══ PROVIDED RECORDS ══

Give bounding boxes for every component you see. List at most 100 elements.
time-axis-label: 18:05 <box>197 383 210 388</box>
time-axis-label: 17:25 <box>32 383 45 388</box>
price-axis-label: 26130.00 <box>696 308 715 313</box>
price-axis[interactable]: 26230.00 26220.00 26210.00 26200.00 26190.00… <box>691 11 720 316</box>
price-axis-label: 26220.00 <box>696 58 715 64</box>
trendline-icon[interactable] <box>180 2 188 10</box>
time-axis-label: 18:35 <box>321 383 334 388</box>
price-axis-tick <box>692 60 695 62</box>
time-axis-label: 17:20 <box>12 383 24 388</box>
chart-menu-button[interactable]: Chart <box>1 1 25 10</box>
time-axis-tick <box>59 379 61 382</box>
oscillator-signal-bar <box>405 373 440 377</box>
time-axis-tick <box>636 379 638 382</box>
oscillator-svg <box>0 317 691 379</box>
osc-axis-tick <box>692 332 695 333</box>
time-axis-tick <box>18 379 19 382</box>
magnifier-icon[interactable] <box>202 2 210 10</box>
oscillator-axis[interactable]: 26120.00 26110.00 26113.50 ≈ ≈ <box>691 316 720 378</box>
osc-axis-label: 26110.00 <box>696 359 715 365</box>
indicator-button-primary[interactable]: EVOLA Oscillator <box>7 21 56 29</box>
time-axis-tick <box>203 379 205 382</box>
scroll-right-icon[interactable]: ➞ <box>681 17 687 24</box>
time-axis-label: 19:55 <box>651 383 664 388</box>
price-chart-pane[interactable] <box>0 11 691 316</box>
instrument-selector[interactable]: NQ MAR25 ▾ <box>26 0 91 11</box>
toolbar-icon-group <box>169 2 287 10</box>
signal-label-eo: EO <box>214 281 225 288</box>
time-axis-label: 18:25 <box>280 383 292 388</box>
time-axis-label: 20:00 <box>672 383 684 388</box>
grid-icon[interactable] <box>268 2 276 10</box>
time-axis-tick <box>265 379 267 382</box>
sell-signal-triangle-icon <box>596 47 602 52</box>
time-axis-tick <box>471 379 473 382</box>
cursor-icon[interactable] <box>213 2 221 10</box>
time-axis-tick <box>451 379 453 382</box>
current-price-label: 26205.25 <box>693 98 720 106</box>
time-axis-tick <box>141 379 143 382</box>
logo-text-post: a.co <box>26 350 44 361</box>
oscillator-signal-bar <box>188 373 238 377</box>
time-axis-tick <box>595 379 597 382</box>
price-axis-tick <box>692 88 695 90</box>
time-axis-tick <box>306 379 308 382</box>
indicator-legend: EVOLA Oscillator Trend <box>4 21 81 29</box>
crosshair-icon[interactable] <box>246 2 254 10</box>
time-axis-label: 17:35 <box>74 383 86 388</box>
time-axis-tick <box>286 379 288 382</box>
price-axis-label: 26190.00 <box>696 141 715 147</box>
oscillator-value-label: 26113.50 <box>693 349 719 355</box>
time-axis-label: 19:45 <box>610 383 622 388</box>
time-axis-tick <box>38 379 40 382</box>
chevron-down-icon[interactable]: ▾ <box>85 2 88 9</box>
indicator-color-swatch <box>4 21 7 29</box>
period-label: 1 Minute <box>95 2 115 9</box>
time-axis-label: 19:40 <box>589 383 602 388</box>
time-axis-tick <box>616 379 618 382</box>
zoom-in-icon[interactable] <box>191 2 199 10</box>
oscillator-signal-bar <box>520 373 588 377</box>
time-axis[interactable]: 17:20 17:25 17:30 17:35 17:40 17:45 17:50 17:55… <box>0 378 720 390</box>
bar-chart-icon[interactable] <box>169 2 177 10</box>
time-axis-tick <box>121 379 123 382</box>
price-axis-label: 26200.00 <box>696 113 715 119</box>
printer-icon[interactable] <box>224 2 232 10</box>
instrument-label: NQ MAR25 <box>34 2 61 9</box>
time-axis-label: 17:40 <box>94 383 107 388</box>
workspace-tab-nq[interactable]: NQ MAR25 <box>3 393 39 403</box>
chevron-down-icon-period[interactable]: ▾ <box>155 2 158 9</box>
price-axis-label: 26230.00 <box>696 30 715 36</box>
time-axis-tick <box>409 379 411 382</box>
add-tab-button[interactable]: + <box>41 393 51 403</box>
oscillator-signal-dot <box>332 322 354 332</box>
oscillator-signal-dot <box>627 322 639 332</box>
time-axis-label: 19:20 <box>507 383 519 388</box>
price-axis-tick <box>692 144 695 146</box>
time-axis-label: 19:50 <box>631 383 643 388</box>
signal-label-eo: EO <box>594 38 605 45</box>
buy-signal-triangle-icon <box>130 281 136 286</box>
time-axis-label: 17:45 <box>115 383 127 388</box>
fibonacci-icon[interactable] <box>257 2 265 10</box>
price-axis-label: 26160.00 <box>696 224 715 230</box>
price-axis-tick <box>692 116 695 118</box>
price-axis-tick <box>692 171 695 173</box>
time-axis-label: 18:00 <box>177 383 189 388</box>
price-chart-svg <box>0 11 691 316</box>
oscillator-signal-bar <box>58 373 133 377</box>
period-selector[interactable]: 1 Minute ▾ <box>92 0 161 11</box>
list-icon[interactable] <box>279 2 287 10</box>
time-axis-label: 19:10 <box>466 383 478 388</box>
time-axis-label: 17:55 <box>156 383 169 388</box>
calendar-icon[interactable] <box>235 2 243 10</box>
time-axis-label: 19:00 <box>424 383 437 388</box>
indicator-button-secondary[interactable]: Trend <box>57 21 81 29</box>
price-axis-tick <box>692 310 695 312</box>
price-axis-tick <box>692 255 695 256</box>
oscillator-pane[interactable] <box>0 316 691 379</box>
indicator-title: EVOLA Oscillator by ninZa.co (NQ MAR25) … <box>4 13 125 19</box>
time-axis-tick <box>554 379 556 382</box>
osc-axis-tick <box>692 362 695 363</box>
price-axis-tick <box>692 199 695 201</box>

═══

**WORK TO COMPLETE**
Turn all of the lines above into a Markdown table with two columns, Row for the row number and Line for the line itself, leaving out any blank lines.

**RESPONSE BELOW**
| Row | Line |
|---|---|
| 1 | Give bounding boxes for every component you see. List at most 100 elements. |
| 2 | time-axis-label: 18:05 <box>197 383 210 388</box> |
| 3 | time-axis-label: 17:25 <box>32 383 45 388</box> |
| 4 | price-axis-label: 26130.00 <box>696 308 715 313</box> |
| 5 | price-axis[interactable]: 26230.00 26220.00 26210.00 26200.00 26190.00… <box>691 11 720 316</box> |
| 6 | price-axis-label: 26220.00 <box>696 58 715 64</box> |
| 7 | trendline-icon[interactable] <box>180 2 188 10</box> |
| 8 | time-axis-label: 18:35 <box>321 383 334 388</box> |
| 9 | price-axis-tick <box>692 60 695 62</box> |
| 10 | time-axis-label: 17:20 <box>12 383 24 388</box> |
| 11 | chart-menu-button[interactable]: Chart <box>1 1 25 10</box> |
| 12 | time-axis-tick <box>59 379 61 382</box> |
| 13 | oscillator-signal-bar <box>405 373 440 377</box> |
| 14 | time-axis-tick <box>636 379 638 382</box> |
| 15 | oscillator-svg <box>0 317 691 379</box> |
| 16 | osc-axis-tick <box>692 332 695 333</box> |
| 17 | time-axis-tick <box>18 379 19 382</box> |
| 18 | magnifier-icon[interactable] <box>202 2 210 10</box> |
| 19 | oscillator-axis[interactable]: 26120.00 26110.00 26113.50 ≈ ≈ <box>691 316 720 378</box> |
| 20 | osc-axis-label: 26110.00 <box>696 359 715 365</box> |
| 21 | indicator-button-primary[interactable]: EVOLA Oscillator <box>7 21 56 29</box> |
| 22 | time-axis-tick <box>203 379 205 382</box> |
| 23 | scroll-right-icon[interactable]: ➞ <box>681 17 687 24</box> |
| 24 | time-axis-label: 19:55 <box>651 383 664 388</box> |
| 25 | price-chart-pane[interactable] <box>0 11 691 316</box> |
| 26 | instrument-selector[interactable]: NQ MAR25 ▾ <box>26 0 91 11</box> |
| 27 | toolbar-icon-group <box>169 2 287 10</box> |
| 28 | signal-label-eo: EO <box>214 281 225 288</box> |
| 29 | time-axis-label: 18:25 <box>280 383 292 388</box> |
| 30 | time-axis-label: 20:00 <box>672 383 684 388</box> |
| 31 | grid-icon[interactable] <box>268 2 276 10</box> |
| 32 | time-axis-tick <box>265 379 267 382</box> |
| 33 | sell-signal-triangle-icon <box>596 47 602 52</box> |
| 34 | time-axis-tick <box>471 379 473 382</box> |
| 35 | cursor-icon[interactable] <box>213 2 221 10</box> |
| 36 | time-axis-tick <box>451 379 453 382</box> |
| 37 | current-price-label: 26205.25 <box>693 98 720 106</box> |
| 38 | time-axis-tick <box>141 379 143 382</box> |
| 39 | logo-text-post: a.co <box>26 350 44 361</box> |
| 40 | oscillator-signal-bar <box>188 373 238 377</box> |
| 41 | time-axis-tick <box>595 379 597 382</box> |
| 42 | price-axis-tick <box>692 88 695 90</box> |
| 43 | time-axis-tick <box>306 379 308 382</box> |
| 44 | indicator-legend: EVOLA Oscillator Trend <box>4 21 81 29</box> |
| 45 | crosshair-icon[interactable] <box>246 2 254 10</box> |
| 46 | time-axis-label: 17:35 <box>74 383 86 388</box> |
| 47 | time-axis-tick <box>286 379 288 382</box> |
| 48 | price-axis-label: 26190.00 <box>696 141 715 147</box> |
| 49 | oscillator-value-label: 26113.50 <box>693 349 719 355</box> |
| 50 | time-axis-label: 19:45 <box>610 383 622 388</box> |
| 51 | time-axis-tick <box>38 379 40 382</box> |
| 52 | chevron-down-icon[interactable]: ▾ <box>85 2 88 9</box> |
| 53 | indicator-color-swatch <box>4 21 7 29</box> |
| 54 | period-label: 1 Minute <box>95 2 115 9</box> |
| 55 | time-axis-label: 19:40 <box>589 383 602 388</box> |
| 56 | time-axis-tick <box>616 379 618 382</box> |
| 57 | zoom-in-icon[interactable] <box>191 2 199 10</box> |
| 58 | oscillator-signal-bar <box>520 373 588 377</box> |
| 59 | time-axis[interactable]: 17:20 17:25 17:30 17:35 17:40 17:45 17:50 17:55… <box>0 378 720 390</box> |
| 60 | bar-chart-icon[interactable] <box>169 2 177 10</box> |
| 61 | time-axis-tick <box>121 379 123 382</box> |
| 62 | price-axis-label: 26200.00 <box>696 113 715 119</box> |
| 63 | printer-icon[interactable] <box>224 2 232 10</box> |
| 64 | instrument-label: NQ MAR25 <box>34 2 61 9</box> |
| 65 | time-axis-label: 17:40 <box>94 383 107 388</box> |
| 66 | workspace-tab-nq[interactable]: NQ MAR25 <box>3 393 39 403</box> |
| 67 | chevron-down-icon-period[interactable]: ▾ <box>155 2 158 9</box> |
| 68 | price-axis-label: 26230.00 <box>696 30 715 36</box> |
| 69 | time-axis-tick <box>409 379 411 382</box> |
| 70 | add-tab-button[interactable]: + <box>41 393 51 403</box> |
| 71 | oscillator-signal-dot <box>332 322 354 332</box> |
| 72 | oscillator-signal-dot <box>627 322 639 332</box> |
| 73 | time-axis-label: 19:20 <box>507 383 519 388</box> |
| 74 | price-axis-tick <box>692 144 695 146</box> |
| 75 | time-axis-label: 19:50 <box>631 383 643 388</box> |
| 76 | signal-label-eo: EO <box>594 38 605 45</box> |
| 77 | buy-signal-triangle-icon <box>130 281 136 286</box> |
| 78 | time-axis-label: 17:45 <box>115 383 127 388</box> |
| 79 | fibonacci-icon[interactable] <box>257 2 265 10</box> |
| 80 | price-axis-label: 26160.00 <box>696 224 715 230</box> |
| 81 | price-axis-tick <box>692 116 695 118</box> |
| 82 | price-axis-tick <box>692 171 695 173</box> |
| 83 | time-axis-label: 18:00 <box>177 383 189 388</box> |
| 84 | price-chart-svg <box>0 11 691 316</box> |
| 85 | oscillator-signal-bar <box>58 373 133 377</box> |
| 86 | period-selector[interactable]: 1 Minute ▾ <box>92 0 161 11</box> |
| 87 | list-icon[interactable] <box>279 2 287 10</box> |
| 88 | time-axis-label: 19:10 <box>466 383 478 388</box> |
| 89 | time-axis-label: 17:55 <box>156 383 169 388</box> |
| 90 | calendar-icon[interactable] <box>235 2 243 10</box> |
| 91 | time-axis-label: 19:00 <box>424 383 437 388</box> |
| 92 | indicator-button-secondary[interactable]: Trend <box>57 21 81 29</box> |
| 93 | price-axis-tick <box>692 310 695 312</box> |
| 94 | price-axis-tick <box>692 255 695 256</box> |
| 95 | oscillator-pane[interactable] <box>0 316 691 379</box> |
| 96 | indicator-title: EVOLA Oscillator by ninZa.co (NQ MAR25) … <box>4 13 125 19</box> |
| 97 | time-axis-tick <box>554 379 556 382</box> |
| 98 | osc-axis-tick <box>692 362 695 363</box> |
| 99 | price-axis-tick <box>692 199 695 201</box> |